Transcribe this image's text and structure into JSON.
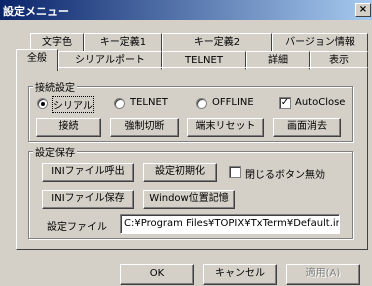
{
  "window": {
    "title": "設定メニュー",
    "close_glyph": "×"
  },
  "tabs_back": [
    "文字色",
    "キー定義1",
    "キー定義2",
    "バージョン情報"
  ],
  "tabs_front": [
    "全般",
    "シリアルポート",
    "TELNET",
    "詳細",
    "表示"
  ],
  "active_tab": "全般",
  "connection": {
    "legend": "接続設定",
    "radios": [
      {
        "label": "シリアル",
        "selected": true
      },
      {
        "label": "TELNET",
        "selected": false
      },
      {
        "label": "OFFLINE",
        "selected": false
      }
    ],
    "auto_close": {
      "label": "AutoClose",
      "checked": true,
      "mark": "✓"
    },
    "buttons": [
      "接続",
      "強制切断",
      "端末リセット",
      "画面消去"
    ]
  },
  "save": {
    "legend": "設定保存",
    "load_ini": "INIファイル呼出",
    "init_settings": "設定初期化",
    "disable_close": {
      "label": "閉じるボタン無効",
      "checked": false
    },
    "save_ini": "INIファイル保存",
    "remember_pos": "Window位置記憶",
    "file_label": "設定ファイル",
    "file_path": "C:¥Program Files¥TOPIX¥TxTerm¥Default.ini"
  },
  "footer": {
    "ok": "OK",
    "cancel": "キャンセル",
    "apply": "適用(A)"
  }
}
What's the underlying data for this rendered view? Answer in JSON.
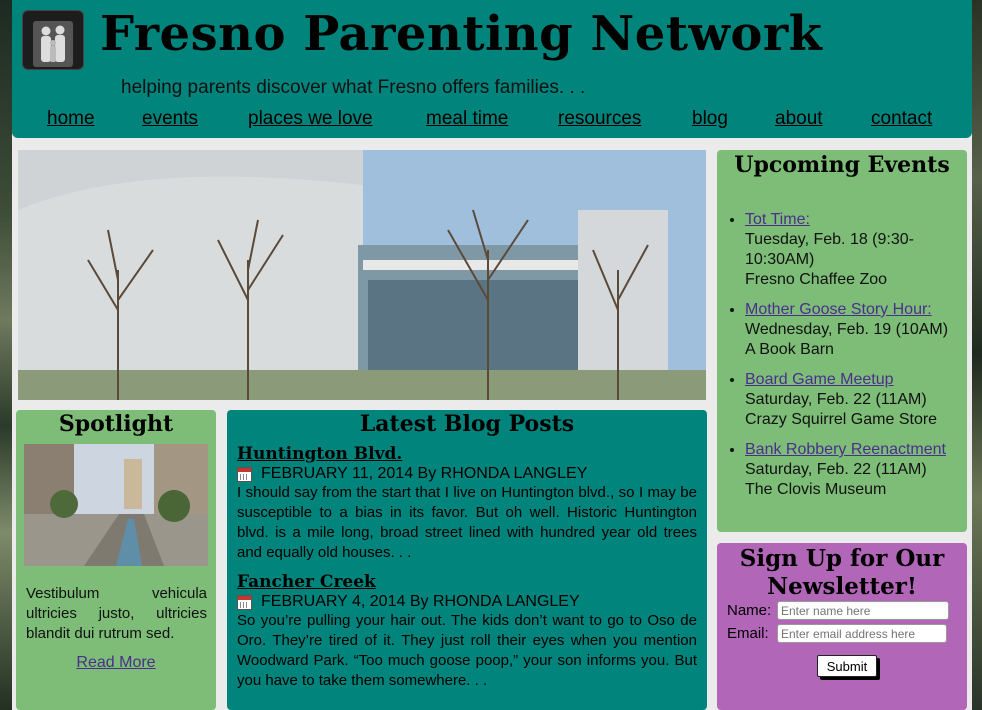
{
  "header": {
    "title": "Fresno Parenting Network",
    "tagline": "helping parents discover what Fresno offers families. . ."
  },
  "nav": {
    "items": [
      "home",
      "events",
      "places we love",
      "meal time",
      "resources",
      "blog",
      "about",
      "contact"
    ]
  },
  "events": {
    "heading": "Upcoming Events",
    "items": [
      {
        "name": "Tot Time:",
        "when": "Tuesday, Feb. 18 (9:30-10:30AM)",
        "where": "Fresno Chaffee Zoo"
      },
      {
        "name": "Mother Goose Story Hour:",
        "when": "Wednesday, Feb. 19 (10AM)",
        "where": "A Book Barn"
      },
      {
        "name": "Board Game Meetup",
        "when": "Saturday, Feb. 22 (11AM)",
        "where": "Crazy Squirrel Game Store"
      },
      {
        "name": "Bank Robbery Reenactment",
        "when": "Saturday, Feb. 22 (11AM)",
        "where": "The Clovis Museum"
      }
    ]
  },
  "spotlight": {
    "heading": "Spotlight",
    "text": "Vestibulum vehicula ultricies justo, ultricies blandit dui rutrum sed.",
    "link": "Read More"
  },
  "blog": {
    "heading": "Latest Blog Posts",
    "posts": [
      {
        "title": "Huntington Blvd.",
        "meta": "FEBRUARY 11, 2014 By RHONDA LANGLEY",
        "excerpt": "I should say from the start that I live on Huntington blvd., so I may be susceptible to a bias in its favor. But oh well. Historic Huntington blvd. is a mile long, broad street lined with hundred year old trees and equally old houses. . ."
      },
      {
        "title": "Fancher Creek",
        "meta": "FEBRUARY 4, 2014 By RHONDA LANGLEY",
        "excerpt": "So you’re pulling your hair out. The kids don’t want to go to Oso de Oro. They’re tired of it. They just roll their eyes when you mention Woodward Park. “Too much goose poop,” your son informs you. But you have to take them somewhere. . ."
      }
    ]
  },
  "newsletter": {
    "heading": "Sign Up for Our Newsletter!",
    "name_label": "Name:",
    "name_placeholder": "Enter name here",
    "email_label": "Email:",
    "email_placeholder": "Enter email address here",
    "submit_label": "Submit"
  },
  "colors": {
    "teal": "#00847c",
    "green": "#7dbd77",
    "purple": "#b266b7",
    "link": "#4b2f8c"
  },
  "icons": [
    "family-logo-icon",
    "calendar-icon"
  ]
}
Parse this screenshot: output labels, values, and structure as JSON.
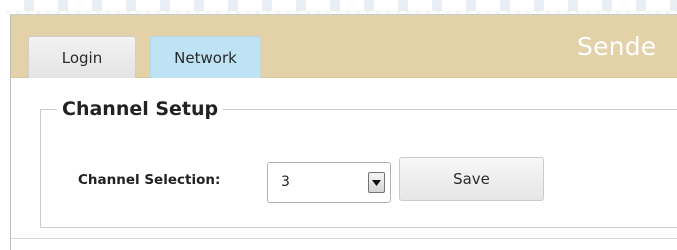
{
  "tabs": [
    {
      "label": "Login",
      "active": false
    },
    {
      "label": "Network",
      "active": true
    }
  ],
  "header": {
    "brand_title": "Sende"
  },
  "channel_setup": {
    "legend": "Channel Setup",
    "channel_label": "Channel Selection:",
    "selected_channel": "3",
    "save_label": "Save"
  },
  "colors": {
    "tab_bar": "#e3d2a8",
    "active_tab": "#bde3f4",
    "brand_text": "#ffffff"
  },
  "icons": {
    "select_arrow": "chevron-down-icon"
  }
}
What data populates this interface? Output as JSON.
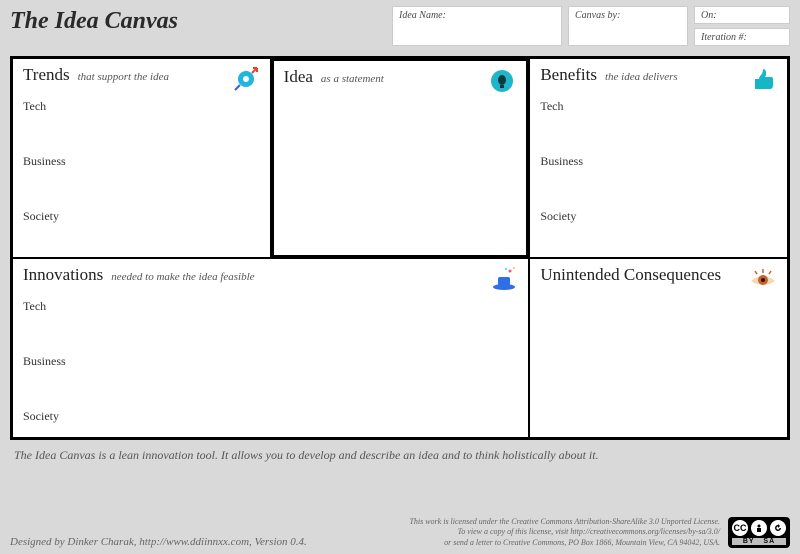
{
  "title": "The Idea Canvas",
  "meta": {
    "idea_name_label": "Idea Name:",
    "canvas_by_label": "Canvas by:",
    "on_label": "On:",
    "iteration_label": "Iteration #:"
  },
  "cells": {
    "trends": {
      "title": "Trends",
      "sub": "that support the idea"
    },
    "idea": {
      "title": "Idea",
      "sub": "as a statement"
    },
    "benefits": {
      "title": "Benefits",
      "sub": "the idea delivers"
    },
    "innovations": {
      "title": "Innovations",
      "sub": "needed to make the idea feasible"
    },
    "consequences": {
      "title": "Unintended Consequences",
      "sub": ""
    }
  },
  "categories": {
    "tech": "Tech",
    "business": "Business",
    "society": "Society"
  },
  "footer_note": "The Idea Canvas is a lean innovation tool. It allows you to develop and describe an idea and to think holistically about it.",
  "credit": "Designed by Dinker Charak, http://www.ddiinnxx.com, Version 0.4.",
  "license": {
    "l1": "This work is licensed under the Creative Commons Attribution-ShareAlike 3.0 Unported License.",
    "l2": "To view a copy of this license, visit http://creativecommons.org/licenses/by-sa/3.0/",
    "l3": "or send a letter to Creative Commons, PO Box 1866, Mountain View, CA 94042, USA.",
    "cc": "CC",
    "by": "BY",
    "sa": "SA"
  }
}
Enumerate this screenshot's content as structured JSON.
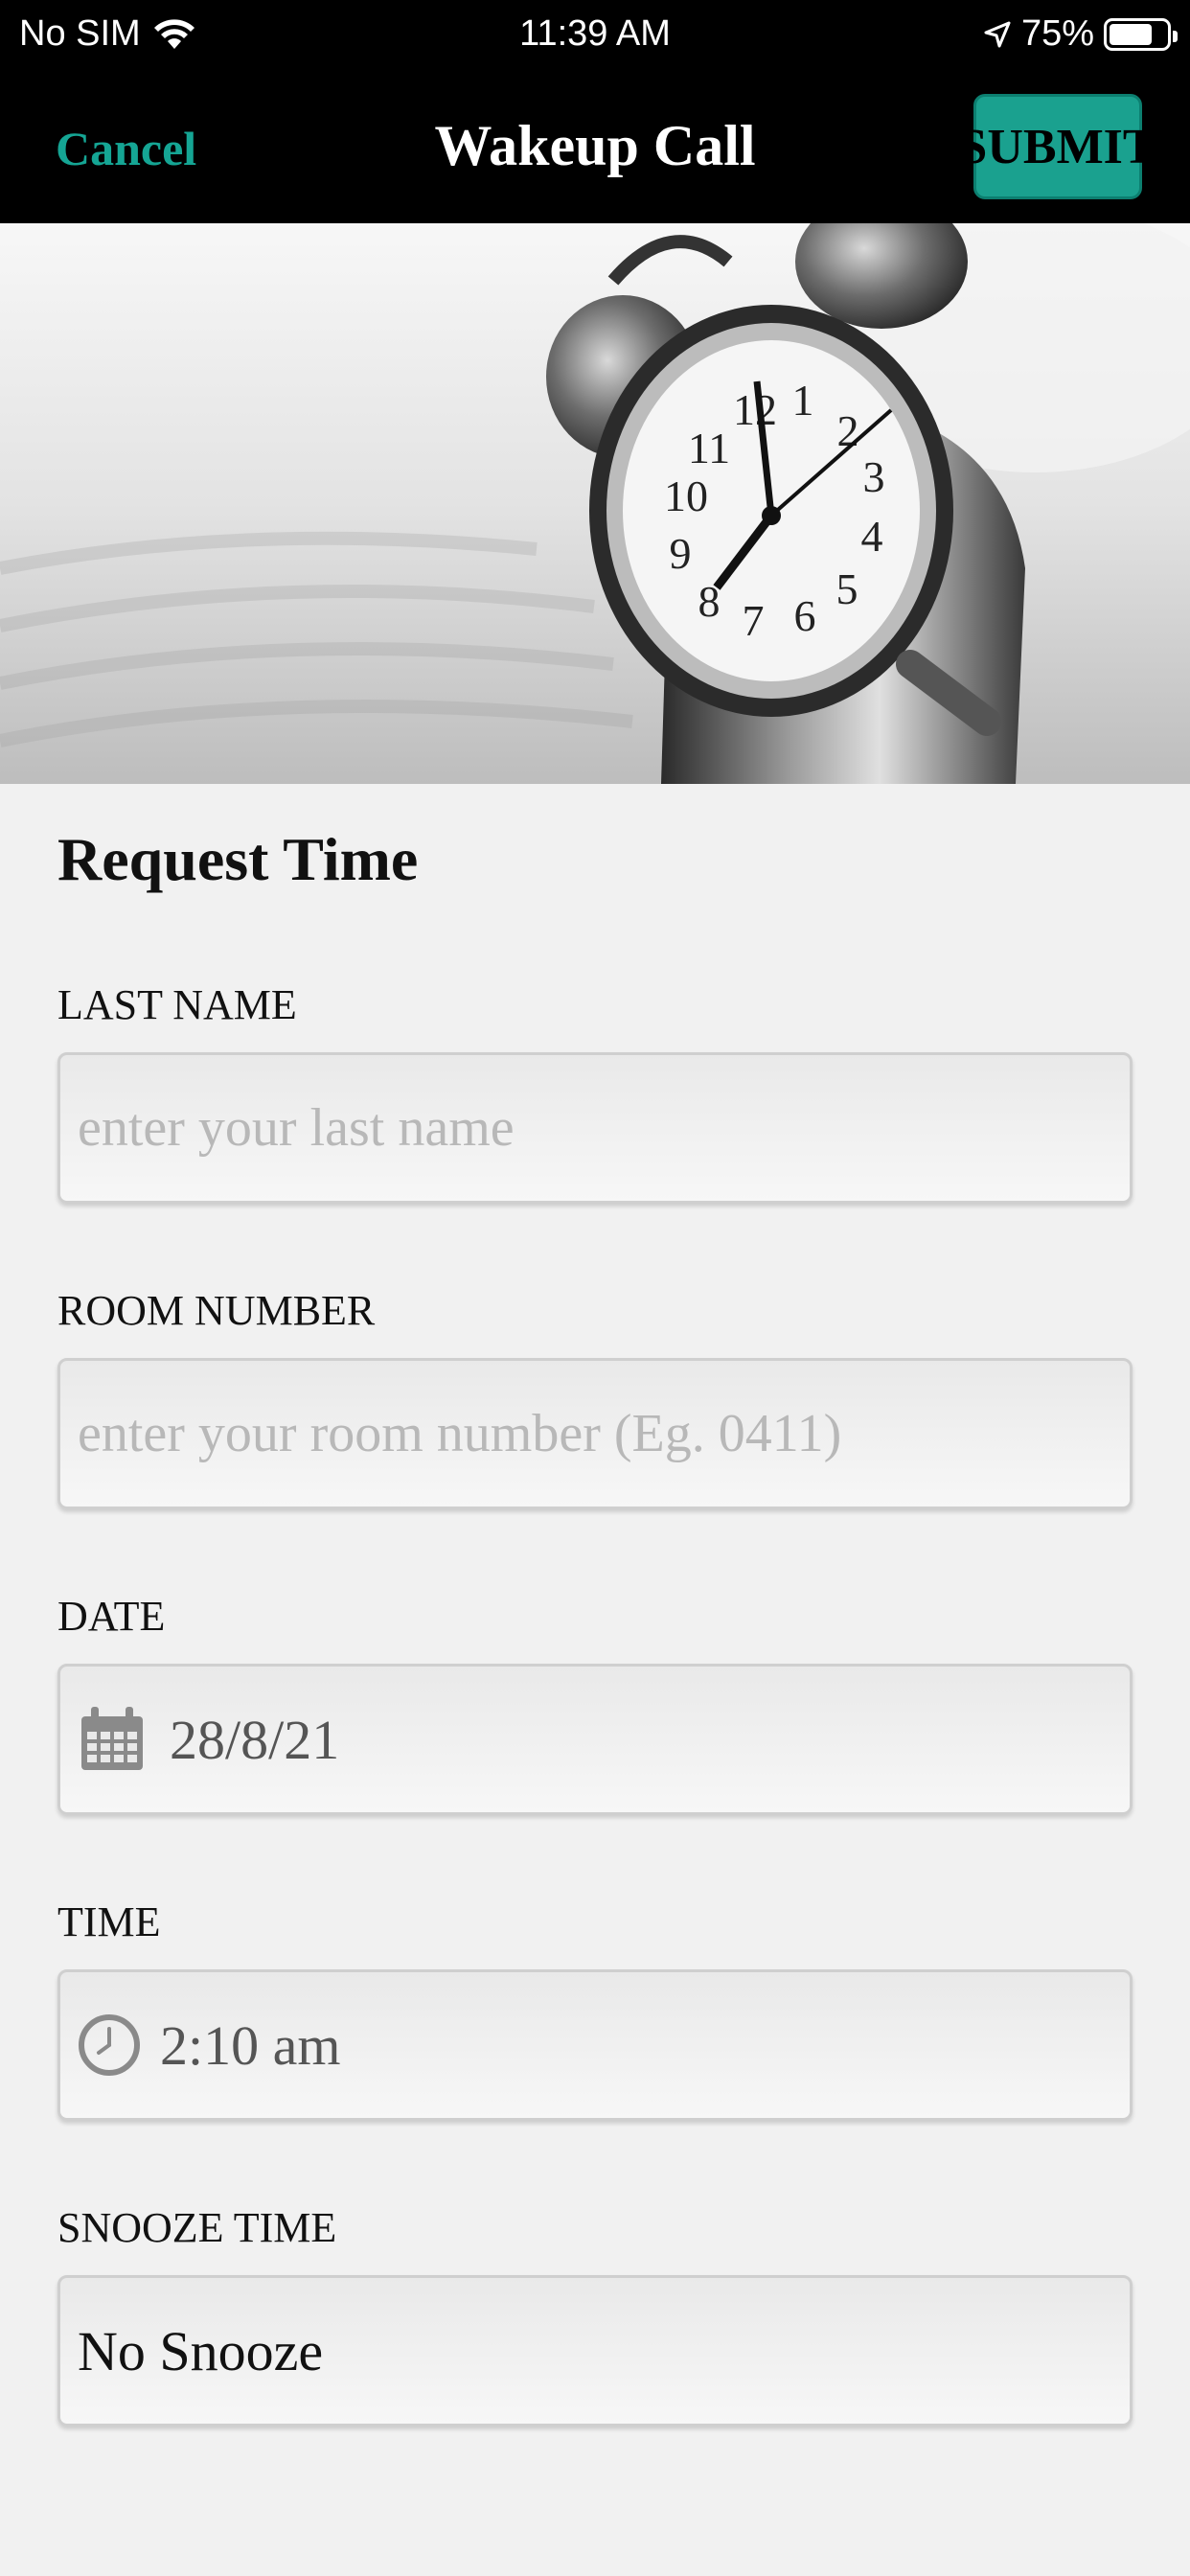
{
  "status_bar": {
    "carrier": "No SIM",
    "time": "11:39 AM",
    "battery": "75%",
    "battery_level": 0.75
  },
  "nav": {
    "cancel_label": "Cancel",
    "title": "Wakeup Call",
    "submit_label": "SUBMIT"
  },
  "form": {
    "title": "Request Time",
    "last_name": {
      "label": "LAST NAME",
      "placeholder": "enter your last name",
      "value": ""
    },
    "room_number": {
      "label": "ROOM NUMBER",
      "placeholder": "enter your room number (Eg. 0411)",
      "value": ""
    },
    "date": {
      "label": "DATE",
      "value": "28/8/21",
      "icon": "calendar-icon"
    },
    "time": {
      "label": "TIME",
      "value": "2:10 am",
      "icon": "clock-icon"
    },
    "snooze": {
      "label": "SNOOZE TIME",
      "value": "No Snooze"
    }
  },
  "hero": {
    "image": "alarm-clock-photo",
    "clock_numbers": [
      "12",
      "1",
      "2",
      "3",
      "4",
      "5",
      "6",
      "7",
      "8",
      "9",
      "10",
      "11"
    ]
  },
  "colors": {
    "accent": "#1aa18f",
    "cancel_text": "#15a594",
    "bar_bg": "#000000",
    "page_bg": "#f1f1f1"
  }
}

GIVEN REQUEST | Among the entries, how many lines include the word "heading"? Answer with a single number and nothing further.

FINISHED ANSWER | 4